## Required work
Output the data below in full, character for character.
== The data ==
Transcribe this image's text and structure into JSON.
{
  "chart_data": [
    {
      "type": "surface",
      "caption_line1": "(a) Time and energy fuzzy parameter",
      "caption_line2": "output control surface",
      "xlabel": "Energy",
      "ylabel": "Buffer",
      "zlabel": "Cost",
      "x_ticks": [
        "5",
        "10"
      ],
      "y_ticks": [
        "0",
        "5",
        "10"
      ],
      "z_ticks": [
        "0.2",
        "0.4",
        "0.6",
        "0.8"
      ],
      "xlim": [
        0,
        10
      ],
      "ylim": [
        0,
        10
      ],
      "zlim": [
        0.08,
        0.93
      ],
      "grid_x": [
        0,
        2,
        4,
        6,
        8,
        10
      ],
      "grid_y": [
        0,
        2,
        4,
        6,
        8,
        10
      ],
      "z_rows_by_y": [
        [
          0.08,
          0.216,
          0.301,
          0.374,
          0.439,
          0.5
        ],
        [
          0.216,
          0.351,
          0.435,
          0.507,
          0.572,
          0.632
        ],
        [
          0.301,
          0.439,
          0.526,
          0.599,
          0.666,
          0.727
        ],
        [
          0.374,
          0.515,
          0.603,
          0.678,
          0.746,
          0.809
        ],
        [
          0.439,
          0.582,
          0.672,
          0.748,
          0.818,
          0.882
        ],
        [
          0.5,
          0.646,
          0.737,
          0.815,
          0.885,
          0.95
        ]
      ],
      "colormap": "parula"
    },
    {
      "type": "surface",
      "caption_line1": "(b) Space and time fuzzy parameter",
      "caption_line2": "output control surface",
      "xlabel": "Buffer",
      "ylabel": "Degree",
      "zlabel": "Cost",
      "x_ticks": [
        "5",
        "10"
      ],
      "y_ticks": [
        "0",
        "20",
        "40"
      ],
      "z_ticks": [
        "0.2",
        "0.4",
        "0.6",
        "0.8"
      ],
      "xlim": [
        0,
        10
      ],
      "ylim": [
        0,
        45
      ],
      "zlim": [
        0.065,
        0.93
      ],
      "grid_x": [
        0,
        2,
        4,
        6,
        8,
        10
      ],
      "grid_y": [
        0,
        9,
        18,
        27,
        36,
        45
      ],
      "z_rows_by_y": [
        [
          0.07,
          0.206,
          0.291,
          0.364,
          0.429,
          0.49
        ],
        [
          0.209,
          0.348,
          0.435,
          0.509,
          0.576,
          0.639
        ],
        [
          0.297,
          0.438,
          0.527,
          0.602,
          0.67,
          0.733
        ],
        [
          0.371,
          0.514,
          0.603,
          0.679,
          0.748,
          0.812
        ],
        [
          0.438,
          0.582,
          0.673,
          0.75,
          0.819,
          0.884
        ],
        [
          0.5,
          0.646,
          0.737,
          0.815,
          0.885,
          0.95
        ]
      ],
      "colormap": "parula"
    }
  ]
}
===
## Output for this exercise
Transcribe this image's text and structure into JSON.
{
  "chart_data": [
    {
      "type": "surface",
      "caption_line1": "(a) Time and energy fuzzy parameter",
      "caption_line2": "output control surface",
      "xlabel": "Energy",
      "ylabel": "Buffer",
      "zlabel": "Cost",
      "x_ticks": [
        "5",
        "10"
      ],
      "y_ticks": [
        "0",
        "5",
        "10"
      ],
      "z_ticks": [
        "0.2",
        "0.4",
        "0.6",
        "0.8"
      ],
      "xlim": [
        0,
        10
      ],
      "ylim": [
        0,
        10
      ],
      "zlim": [
        0.08,
        0.93
      ],
      "grid_x": [
        0,
        2,
        4,
        6,
        8,
        10
      ],
      "grid_y": [
        0,
        2,
        4,
        6,
        8,
        10
      ],
      "z_rows_by_y": [
        [
          0.08,
          0.216,
          0.301,
          0.374,
          0.439,
          0.5
        ],
        [
          0.216,
          0.351,
          0.435,
          0.507,
          0.572,
          0.632
        ],
        [
          0.301,
          0.439,
          0.526,
          0.599,
          0.666,
          0.727
        ],
        [
          0.374,
          0.515,
          0.603,
          0.678,
          0.746,
          0.809
        ],
        [
          0.439,
          0.582,
          0.672,
          0.748,
          0.818,
          0.882
        ],
        [
          0.5,
          0.646,
          0.737,
          0.815,
          0.885,
          0.95
        ]
      ],
      "colormap": "parula"
    },
    {
      "type": "surface",
      "caption_line1": "(b) Space and time fuzzy parameter",
      "caption_line2": "output control surface",
      "xlabel": "Buffer",
      "ylabel": "Degree",
      "zlabel": "Cost",
      "x_ticks": [
        "5",
        "10"
      ],
      "y_ticks": [
        "0",
        "20",
        "40"
      ],
      "z_ticks": [
        "0.2",
        "0.4",
        "0.6",
        "0.8"
      ],
      "xlim": [
        0,
        10
      ],
      "ylim": [
        0,
        45
      ],
      "zlim": [
        0.065,
        0.93
      ],
      "grid_x": [
        0,
        2,
        4,
        6,
        8,
        10
      ],
      "grid_y": [
        0,
        9,
        18,
        27,
        36,
        45
      ],
      "z_rows_by_y": [
        [
          0.07,
          0.206,
          0.291,
          0.364,
          0.429,
          0.49
        ],
        [
          0.209,
          0.348,
          0.435,
          0.509,
          0.576,
          0.639
        ],
        [
          0.297,
          0.438,
          0.527,
          0.602,
          0.67,
          0.733
        ],
        [
          0.371,
          0.514,
          0.603,
          0.679,
          0.748,
          0.812
        ],
        [
          0.438,
          0.582,
          0.673,
          0.75,
          0.819,
          0.884
        ],
        [
          0.5,
          0.646,
          0.737,
          0.815,
          0.885,
          0.95
        ]
      ],
      "colormap": "parula"
    }
  ]
}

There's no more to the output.